## The exercise
Omit the pictures, then write out every entry exactly as it reads.

[Stored records]
(begin)
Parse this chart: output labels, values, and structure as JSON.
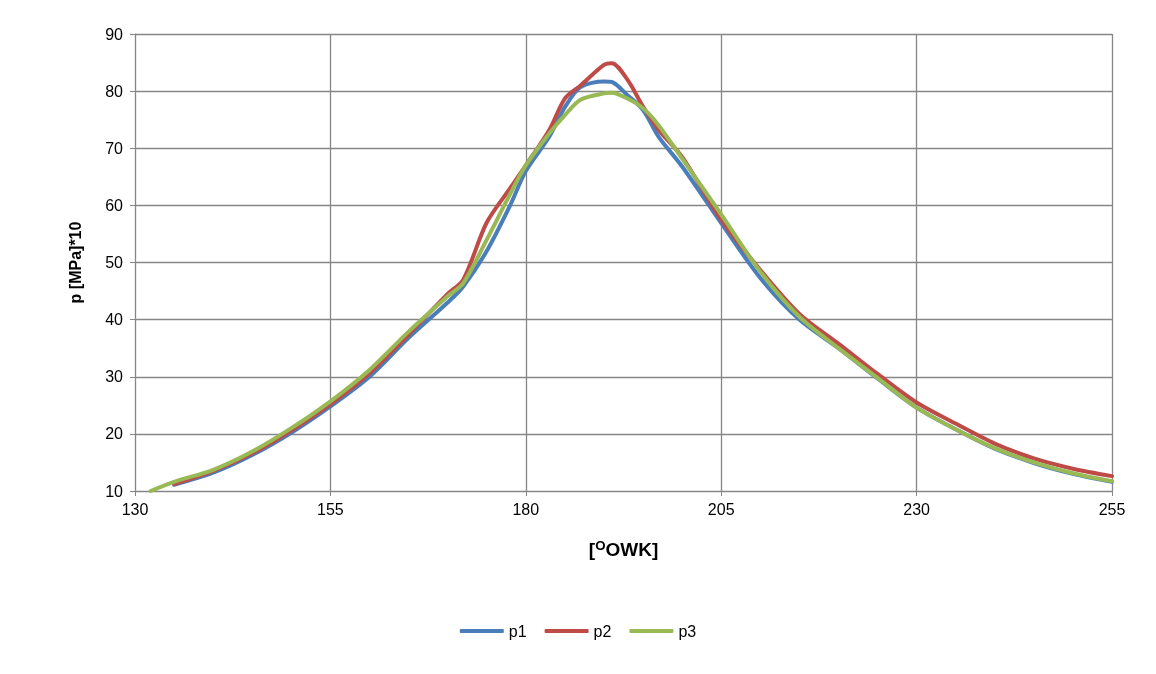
{
  "chart_data": {
    "type": "line",
    "xlabel": "[$^{O}$OWK]",
    "ylabel": "p [MPa]*10",
    "x": [
      132,
      135,
      140,
      145,
      150,
      155,
      160,
      165,
      170,
      172,
      175,
      178,
      180,
      183,
      185,
      187,
      190,
      191,
      193,
      195,
      197,
      200,
      205,
      210,
      215,
      220,
      225,
      230,
      235,
      240,
      245,
      250,
      255
    ],
    "series": [
      {
        "name": "p1",
        "color": "#4a7ebb",
        "values": [
          null,
          11.1,
          13.2,
          16.3,
          20.2,
          24.8,
          30,
          36.8,
          43,
          45.8,
          52,
          60,
          66,
          72,
          77.2,
          80.7,
          81.7,
          81.6,
          79.3,
          76.7,
          72,
          66.8,
          56.9,
          47.3,
          40,
          35,
          29.7,
          24.6,
          20.8,
          17.4,
          14.9,
          13,
          11.6
        ]
      },
      {
        "name": "p2",
        "color": "#be4b48",
        "values": [
          null,
          11.2,
          13.5,
          16.6,
          20.6,
          25.2,
          30.6,
          37.4,
          44.5,
          47,
          57,
          63,
          67,
          73.2,
          78.7,
          81,
          84.6,
          84.9,
          82,
          77.3,
          73.2,
          68.5,
          57.5,
          48.7,
          41,
          35.8,
          30.5,
          25.5,
          21.8,
          18.3,
          15.7,
          13.9,
          12.6
        ]
      },
      {
        "name": "p3",
        "color": "#98b954",
        "values": [
          10,
          11.6,
          13.7,
          16.9,
          21,
          25.7,
          31.2,
          37.9,
          44.1,
          46.4,
          54,
          62,
          67,
          72.6,
          75.8,
          78.5,
          79.6,
          79.7,
          78.7,
          77,
          74,
          68.2,
          58.4,
          48.4,
          40.5,
          35,
          29.8,
          24.6,
          20.8,
          17.5,
          15,
          13.1,
          11.7
        ]
      }
    ],
    "xlim": [
      130,
      255
    ],
    "xticks": [
      130,
      155,
      180,
      205,
      230,
      255
    ],
    "ylim": [
      10,
      90
    ],
    "yticks": [
      10,
      20,
      30,
      40,
      50,
      60,
      70,
      80,
      90
    ],
    "grid": true,
    "legend": "bottom",
    "marker": "none",
    "line_style": "solid"
  }
}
(end)
## Written answer
Parse this chart: output labels, values, and structure as JSON.
{
  "chart_data": {
    "type": "line",
    "xlabel": "[$^{O}$OWK]",
    "ylabel": "p [MPa]*10",
    "x": [
      132,
      135,
      140,
      145,
      150,
      155,
      160,
      165,
      170,
      172,
      175,
      178,
      180,
      183,
      185,
      187,
      190,
      191,
      193,
      195,
      197,
      200,
      205,
      210,
      215,
      220,
      225,
      230,
      235,
      240,
      245,
      250,
      255
    ],
    "series": [
      {
        "name": "p1",
        "color": "#4a7ebb",
        "values": [
          null,
          11.1,
          13.2,
          16.3,
          20.2,
          24.8,
          30,
          36.8,
          43,
          45.8,
          52,
          60,
          66,
          72,
          77.2,
          80.7,
          81.7,
          81.6,
          79.3,
          76.7,
          72,
          66.8,
          56.9,
          47.3,
          40,
          35,
          29.7,
          24.6,
          20.8,
          17.4,
          14.9,
          13,
          11.6
        ]
      },
      {
        "name": "p2",
        "color": "#be4b48",
        "values": [
          null,
          11.2,
          13.5,
          16.6,
          20.6,
          25.2,
          30.6,
          37.4,
          44.5,
          47,
          57,
          63,
          67,
          73.2,
          78.7,
          81,
          84.6,
          84.9,
          82,
          77.3,
          73.2,
          68.5,
          57.5,
          48.7,
          41,
          35.8,
          30.5,
          25.5,
          21.8,
          18.3,
          15.7,
          13.9,
          12.6
        ]
      },
      {
        "name": "p3",
        "color": "#98b954",
        "values": [
          10,
          11.6,
          13.7,
          16.9,
          21,
          25.7,
          31.2,
          37.9,
          44.1,
          46.4,
          54,
          62,
          67,
          72.6,
          75.8,
          78.5,
          79.6,
          79.7,
          78.7,
          77,
          74,
          68.2,
          58.4,
          48.4,
          40.5,
          35,
          29.8,
          24.6,
          20.8,
          17.5,
          15,
          13.1,
          11.7
        ]
      }
    ],
    "xlim": [
      130,
      255
    ],
    "xticks": [
      130,
      155,
      180,
      205,
      230,
      255
    ],
    "ylim": [
      10,
      90
    ],
    "yticks": [
      10,
      20,
      30,
      40,
      50,
      60,
      70,
      80,
      90
    ],
    "grid": true,
    "legend": "bottom",
    "marker": "none",
    "line_style": "solid"
  }
}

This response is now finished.